(Exercise materials)
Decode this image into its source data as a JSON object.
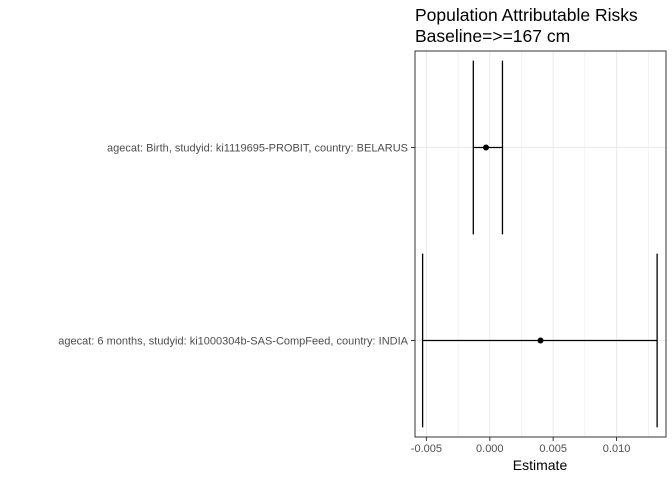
{
  "chart_data": {
    "type": "scatter",
    "title": "Population Attributable Risks",
    "subtitle": "Baseline=>=167 cm",
    "xlabel": "Estimate",
    "ylabel": "",
    "xlim": [
      -0.0059,
      0.0139
    ],
    "x_ticks": [
      -0.005,
      0.0,
      0.005,
      0.01
    ],
    "x_tick_labels": [
      "-0.005",
      "0.000",
      "0.005",
      "0.010"
    ],
    "grid": true,
    "categories": [
      "agecat: Birth, studyid: ki1119695-PROBIT, country: BELARUS",
      "agecat: 6 months, studyid: ki1000304b-SAS-CompFeed, country: INDIA"
    ],
    "points": [
      {
        "label": "agecat: Birth, studyid: ki1119695-PROBIT, country: BELARUS",
        "estimate": -0.0003,
        "lower": -0.0013,
        "upper": 0.001
      },
      {
        "label": "agecat: 6 months, studyid: ki1000304b-SAS-CompFeed, country: INDIA",
        "estimate": 0.004,
        "lower": -0.0053,
        "upper": 0.0132
      }
    ],
    "colors": {
      "line": "#000000",
      "point": "#000000",
      "grid": "#ebebeb",
      "panel_border": "#333333",
      "tick_text": "#4d4d4d"
    }
  }
}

(What needs to be done)
State how many lines of the records above contain the word "country", and give only that number.

(Full answer)
4